Set task
Find each line in the records below that contains the word "April" and copy those lines in full. Match case exactly.

:: Dataset rows ::

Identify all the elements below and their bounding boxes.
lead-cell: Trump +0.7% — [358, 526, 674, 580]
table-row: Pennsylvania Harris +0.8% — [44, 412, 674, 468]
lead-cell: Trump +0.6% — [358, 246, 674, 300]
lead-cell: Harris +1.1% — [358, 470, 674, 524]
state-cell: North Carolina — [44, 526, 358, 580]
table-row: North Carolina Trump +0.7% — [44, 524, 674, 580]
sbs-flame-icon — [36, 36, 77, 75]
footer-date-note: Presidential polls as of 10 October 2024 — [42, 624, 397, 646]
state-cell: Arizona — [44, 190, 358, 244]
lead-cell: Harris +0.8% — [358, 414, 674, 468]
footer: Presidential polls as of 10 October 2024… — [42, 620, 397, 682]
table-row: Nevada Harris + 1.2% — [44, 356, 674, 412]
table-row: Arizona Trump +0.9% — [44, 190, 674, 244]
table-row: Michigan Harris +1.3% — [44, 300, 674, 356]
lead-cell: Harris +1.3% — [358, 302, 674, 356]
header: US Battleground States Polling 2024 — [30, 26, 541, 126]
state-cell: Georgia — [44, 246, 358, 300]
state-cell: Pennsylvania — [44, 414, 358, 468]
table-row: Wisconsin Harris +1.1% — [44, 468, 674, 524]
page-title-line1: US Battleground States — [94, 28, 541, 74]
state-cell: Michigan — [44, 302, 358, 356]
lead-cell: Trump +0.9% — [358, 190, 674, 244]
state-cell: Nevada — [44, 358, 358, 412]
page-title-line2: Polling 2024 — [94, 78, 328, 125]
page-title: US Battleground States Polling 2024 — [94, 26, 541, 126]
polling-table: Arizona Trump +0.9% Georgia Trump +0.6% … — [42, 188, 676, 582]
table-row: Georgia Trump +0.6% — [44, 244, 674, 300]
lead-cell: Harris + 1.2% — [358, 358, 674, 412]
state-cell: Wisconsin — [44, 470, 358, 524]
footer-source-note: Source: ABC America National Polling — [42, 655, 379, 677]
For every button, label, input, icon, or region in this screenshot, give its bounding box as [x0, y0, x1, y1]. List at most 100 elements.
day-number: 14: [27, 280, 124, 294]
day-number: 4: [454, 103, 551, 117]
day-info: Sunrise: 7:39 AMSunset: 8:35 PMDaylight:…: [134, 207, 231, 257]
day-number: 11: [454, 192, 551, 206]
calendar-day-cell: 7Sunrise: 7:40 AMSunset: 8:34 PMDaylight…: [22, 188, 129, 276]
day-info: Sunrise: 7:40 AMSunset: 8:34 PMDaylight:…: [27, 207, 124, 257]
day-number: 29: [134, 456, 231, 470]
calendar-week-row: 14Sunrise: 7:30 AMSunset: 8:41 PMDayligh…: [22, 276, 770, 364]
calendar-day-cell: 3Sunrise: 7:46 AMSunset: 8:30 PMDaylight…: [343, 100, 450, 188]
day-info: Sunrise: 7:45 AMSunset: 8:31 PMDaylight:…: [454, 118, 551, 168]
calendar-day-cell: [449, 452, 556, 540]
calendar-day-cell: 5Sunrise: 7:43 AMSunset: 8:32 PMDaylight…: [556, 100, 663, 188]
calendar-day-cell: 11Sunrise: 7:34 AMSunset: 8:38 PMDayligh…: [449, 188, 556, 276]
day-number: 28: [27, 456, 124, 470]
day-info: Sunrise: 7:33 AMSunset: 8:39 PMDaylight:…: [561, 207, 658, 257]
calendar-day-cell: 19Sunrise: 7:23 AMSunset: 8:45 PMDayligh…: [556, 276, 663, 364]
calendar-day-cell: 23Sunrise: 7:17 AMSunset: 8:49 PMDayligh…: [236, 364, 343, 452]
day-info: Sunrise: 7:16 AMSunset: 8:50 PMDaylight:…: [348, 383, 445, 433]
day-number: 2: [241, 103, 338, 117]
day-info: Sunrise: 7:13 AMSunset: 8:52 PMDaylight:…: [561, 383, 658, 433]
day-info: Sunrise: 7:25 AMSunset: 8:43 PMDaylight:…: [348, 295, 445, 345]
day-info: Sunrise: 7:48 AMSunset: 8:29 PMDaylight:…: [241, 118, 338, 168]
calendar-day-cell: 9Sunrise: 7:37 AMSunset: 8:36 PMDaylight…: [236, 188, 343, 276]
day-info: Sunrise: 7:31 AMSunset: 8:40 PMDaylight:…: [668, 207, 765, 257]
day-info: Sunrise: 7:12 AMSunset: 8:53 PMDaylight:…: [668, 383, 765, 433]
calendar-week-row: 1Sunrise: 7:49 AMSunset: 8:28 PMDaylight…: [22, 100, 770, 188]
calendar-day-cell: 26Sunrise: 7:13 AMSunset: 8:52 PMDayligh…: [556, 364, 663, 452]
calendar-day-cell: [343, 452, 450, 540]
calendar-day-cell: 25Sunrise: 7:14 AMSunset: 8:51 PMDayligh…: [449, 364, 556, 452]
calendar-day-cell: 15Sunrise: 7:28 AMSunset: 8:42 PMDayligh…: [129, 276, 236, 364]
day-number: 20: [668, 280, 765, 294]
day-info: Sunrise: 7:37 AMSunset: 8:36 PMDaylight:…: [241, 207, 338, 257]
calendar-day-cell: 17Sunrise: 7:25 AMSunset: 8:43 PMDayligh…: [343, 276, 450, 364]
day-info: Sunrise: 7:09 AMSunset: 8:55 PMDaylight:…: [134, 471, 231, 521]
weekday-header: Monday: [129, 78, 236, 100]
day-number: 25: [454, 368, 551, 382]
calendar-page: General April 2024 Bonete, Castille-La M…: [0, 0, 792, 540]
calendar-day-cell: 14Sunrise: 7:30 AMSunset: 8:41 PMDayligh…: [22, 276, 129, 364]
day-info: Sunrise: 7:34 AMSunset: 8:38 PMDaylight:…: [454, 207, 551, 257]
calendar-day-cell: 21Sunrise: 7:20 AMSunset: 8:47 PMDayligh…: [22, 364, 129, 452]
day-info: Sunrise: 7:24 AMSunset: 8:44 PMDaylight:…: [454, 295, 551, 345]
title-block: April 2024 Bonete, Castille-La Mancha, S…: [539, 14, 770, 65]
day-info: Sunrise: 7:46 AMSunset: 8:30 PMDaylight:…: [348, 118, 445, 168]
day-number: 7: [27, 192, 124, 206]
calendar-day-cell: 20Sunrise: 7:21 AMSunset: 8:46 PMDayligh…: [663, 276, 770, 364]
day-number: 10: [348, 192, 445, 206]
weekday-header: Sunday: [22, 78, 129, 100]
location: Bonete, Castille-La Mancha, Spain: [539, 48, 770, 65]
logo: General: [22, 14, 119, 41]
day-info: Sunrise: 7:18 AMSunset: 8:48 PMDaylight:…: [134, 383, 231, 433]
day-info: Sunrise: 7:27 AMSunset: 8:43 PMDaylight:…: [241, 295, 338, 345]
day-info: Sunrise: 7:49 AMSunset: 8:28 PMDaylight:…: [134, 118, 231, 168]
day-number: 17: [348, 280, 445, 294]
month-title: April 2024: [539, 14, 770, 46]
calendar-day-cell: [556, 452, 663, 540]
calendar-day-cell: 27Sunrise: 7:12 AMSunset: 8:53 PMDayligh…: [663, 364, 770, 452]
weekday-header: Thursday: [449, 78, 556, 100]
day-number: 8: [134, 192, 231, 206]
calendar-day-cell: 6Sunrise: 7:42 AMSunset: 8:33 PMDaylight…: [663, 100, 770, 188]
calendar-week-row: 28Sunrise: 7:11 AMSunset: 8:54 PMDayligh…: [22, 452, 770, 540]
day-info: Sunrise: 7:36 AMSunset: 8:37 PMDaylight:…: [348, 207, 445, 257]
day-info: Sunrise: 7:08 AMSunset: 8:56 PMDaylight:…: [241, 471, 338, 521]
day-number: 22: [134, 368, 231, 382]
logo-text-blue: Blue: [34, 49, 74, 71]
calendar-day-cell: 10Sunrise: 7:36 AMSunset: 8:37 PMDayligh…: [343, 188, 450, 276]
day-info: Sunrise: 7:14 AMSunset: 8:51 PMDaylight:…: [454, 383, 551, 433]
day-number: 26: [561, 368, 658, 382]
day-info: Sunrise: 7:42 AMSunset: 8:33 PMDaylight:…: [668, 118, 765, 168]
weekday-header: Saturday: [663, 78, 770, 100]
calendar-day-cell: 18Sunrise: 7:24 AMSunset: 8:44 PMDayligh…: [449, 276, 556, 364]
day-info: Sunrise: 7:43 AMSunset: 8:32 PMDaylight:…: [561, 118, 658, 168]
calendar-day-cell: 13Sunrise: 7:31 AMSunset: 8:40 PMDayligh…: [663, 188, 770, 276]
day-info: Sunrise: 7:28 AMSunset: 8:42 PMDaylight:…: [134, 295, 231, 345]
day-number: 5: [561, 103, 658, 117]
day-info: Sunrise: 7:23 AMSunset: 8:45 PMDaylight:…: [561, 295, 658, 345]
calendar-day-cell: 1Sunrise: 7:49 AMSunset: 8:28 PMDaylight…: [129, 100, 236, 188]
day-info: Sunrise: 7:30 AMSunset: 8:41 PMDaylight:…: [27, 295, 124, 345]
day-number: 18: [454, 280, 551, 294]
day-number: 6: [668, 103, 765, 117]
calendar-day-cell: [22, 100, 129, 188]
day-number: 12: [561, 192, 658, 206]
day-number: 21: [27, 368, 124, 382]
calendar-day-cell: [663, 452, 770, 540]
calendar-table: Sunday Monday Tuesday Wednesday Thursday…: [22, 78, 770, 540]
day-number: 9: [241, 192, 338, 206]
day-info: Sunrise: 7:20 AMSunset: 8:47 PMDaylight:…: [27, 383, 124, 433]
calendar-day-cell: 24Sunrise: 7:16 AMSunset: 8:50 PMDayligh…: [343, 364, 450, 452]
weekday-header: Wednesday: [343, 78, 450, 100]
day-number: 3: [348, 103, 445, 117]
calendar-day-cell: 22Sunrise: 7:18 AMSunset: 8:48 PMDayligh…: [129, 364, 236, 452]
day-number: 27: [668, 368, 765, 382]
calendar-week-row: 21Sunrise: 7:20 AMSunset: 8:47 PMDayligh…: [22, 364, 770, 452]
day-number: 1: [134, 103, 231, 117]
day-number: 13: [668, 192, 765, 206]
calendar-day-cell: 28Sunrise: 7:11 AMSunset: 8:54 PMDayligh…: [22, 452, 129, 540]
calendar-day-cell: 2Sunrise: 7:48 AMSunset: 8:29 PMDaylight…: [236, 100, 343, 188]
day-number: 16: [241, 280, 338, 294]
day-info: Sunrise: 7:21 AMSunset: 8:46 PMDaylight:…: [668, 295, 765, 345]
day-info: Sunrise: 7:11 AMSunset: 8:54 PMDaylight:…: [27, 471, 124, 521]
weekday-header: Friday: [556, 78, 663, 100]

:::

Solution
calendar-page: General April 2024 Bonete, Castille-La M…: [0, 0, 792, 540]
title-block: April 2024 Bonete, Castille-La Mancha, S…: [539, 14, 770, 65]
month-title: April 2024: [539, 14, 770, 46]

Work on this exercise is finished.